Raw records:
******************************
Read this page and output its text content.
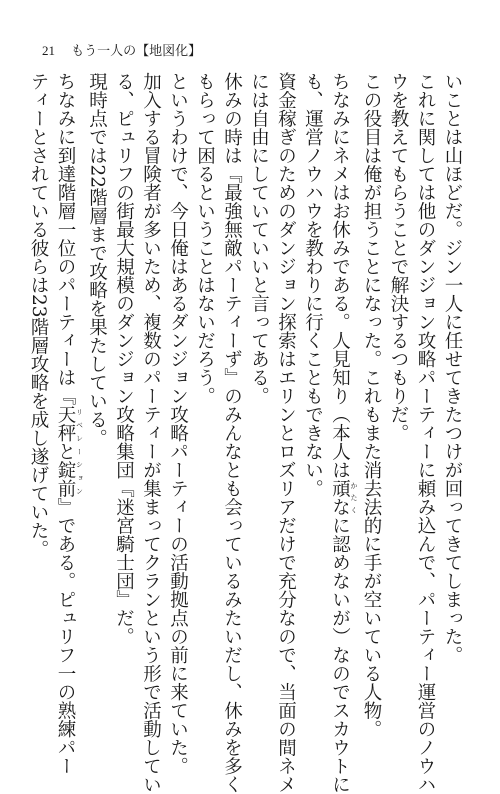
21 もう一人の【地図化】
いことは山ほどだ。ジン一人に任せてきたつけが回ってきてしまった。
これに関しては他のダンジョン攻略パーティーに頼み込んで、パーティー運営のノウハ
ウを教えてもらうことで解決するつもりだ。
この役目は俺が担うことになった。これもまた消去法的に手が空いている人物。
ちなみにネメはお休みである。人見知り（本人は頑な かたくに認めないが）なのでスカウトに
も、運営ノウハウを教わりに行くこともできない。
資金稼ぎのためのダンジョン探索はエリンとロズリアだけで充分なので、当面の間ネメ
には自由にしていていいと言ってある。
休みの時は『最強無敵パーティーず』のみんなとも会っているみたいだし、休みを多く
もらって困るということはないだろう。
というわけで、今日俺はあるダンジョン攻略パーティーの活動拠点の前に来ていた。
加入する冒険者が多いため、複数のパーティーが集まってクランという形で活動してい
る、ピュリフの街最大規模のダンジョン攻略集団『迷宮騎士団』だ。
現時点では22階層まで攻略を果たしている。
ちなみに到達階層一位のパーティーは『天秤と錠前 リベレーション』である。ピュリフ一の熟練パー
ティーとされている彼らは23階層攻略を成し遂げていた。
******************************
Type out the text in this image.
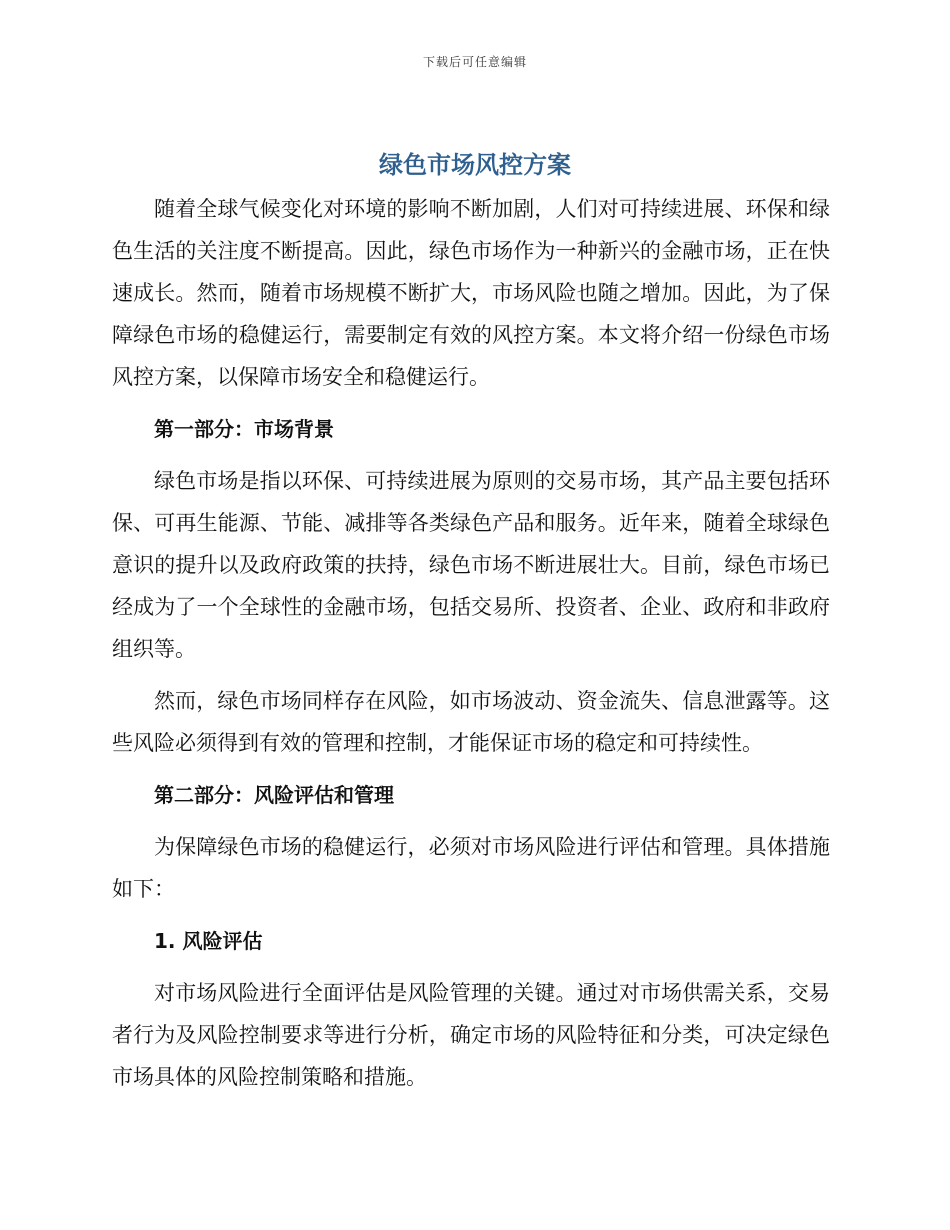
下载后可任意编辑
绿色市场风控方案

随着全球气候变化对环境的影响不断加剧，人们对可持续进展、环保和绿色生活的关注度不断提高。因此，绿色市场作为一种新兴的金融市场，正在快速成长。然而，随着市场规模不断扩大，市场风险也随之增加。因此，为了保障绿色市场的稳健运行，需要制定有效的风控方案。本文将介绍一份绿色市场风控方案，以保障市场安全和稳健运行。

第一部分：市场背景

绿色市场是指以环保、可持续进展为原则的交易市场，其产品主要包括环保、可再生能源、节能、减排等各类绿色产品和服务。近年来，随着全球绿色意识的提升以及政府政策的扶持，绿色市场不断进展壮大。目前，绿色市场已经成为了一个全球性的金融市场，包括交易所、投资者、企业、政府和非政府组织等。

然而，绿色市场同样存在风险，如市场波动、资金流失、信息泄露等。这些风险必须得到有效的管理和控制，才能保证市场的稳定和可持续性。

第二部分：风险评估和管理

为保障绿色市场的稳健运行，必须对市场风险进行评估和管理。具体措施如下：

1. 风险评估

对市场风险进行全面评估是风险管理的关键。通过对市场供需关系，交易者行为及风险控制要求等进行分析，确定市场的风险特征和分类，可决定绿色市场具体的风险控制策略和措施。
******************************
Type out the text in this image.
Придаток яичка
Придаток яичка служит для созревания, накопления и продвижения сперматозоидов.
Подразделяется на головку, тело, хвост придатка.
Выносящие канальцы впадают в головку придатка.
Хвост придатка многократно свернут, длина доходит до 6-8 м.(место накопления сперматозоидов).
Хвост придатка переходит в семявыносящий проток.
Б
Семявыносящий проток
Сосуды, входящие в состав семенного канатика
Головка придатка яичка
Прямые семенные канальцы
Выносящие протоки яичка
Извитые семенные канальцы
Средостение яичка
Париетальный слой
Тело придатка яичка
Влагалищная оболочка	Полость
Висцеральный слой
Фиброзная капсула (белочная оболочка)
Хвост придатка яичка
******************************
** What to produce **
Of the lines in the data, how many hold the string "Придаток"? State the number, nothing else.

** Completed task **
2